** begin DATA SUPPLIED **

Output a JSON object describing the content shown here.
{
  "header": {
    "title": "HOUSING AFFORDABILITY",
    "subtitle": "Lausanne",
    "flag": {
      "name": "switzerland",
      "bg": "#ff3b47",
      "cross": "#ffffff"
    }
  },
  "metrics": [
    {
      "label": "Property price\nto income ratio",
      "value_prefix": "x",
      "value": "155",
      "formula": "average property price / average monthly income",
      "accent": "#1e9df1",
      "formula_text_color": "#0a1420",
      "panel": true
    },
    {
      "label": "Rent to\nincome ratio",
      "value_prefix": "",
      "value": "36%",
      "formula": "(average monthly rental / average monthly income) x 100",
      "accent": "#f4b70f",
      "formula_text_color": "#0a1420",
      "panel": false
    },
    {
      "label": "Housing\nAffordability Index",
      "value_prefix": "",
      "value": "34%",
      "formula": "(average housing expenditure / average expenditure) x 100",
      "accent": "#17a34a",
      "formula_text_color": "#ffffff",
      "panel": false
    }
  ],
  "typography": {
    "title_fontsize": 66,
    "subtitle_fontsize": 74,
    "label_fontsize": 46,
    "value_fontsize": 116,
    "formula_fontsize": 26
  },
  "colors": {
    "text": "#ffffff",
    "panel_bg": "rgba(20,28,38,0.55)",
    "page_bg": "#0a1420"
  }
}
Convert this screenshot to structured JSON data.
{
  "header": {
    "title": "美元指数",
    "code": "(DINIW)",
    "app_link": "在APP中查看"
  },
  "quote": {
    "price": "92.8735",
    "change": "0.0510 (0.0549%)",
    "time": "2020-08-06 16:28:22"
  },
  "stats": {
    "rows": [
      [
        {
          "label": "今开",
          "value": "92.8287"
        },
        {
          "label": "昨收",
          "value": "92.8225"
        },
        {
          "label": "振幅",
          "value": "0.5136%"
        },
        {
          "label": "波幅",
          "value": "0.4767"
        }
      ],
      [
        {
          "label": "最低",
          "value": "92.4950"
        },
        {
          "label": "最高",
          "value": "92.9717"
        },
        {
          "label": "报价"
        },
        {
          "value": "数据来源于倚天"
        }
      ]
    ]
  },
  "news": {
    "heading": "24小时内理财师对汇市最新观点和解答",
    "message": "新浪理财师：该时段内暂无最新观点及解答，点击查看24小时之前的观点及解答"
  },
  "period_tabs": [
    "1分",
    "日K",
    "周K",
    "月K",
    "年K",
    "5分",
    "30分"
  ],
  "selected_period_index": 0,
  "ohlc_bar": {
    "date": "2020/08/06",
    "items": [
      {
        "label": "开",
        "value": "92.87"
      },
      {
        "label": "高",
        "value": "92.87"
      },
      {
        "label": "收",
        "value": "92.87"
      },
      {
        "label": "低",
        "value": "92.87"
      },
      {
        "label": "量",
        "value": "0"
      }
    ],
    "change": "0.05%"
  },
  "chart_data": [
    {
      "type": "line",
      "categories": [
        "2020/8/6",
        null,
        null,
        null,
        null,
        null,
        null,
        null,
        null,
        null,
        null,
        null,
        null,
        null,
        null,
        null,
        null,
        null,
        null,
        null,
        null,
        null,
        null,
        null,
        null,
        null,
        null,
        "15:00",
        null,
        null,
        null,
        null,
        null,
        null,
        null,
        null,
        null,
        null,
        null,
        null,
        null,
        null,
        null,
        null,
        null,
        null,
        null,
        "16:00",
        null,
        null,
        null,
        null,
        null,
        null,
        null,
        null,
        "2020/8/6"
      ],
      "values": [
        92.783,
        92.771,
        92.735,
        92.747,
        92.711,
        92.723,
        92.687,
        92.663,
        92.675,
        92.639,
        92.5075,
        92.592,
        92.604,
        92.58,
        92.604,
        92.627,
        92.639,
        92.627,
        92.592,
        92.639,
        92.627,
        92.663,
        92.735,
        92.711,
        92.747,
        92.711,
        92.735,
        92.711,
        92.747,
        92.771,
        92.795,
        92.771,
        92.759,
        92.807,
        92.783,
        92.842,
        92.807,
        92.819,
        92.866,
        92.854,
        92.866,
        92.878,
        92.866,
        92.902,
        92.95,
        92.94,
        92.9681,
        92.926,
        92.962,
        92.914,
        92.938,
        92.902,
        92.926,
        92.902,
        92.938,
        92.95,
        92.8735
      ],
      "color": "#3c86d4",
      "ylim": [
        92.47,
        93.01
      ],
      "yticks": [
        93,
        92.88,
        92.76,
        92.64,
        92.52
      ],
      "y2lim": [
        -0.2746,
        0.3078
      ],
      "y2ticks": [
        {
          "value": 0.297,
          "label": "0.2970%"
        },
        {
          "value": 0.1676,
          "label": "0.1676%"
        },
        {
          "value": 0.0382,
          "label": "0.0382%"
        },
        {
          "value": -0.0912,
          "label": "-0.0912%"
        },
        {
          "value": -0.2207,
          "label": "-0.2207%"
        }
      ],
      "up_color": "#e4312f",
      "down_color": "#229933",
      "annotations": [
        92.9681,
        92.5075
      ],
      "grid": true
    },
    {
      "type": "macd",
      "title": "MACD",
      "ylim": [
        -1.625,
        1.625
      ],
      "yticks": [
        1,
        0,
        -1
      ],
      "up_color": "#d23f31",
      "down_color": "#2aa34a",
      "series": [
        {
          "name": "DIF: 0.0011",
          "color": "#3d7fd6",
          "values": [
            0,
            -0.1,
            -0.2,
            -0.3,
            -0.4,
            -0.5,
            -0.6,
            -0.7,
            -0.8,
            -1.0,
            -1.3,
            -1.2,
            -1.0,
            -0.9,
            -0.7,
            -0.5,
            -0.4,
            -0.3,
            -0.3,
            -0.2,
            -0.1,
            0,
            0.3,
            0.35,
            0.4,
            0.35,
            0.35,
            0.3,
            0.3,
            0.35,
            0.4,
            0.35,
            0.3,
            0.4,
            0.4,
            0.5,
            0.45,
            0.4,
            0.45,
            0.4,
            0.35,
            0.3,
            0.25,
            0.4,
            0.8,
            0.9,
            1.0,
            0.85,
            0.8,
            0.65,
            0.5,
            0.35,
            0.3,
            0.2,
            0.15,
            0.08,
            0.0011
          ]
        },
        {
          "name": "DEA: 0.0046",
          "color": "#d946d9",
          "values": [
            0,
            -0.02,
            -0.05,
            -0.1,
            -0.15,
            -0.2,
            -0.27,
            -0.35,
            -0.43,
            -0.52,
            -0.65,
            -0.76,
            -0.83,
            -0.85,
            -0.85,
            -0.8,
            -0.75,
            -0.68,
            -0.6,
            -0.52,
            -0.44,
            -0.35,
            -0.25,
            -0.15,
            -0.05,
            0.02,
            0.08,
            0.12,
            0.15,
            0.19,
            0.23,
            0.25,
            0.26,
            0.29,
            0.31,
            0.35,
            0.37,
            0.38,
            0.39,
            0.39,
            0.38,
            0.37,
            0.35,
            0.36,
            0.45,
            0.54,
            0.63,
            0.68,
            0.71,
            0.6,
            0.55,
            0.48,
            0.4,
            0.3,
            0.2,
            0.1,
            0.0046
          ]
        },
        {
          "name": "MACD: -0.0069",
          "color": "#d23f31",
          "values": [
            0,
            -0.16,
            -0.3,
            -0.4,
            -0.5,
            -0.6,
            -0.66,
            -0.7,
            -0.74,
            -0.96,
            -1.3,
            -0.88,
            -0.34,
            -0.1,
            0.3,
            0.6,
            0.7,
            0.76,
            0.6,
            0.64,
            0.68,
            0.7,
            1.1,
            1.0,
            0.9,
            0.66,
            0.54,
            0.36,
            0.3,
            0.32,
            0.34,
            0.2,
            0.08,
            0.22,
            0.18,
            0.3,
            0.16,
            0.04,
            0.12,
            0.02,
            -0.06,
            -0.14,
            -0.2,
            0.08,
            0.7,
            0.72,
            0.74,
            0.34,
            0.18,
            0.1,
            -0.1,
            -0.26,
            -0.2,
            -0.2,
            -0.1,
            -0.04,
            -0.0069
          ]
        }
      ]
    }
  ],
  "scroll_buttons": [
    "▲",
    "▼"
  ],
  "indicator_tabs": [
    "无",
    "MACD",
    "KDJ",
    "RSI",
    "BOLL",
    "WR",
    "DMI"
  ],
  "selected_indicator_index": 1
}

** end DATA SUPPLIED **

- INSTRUCTION:
Copy every line of the records above that contains "ratio".

- COMPLETED EXERCISE:
      "label": "Property price\nto income ratio",
      "label": "Rent to\nincome ratio",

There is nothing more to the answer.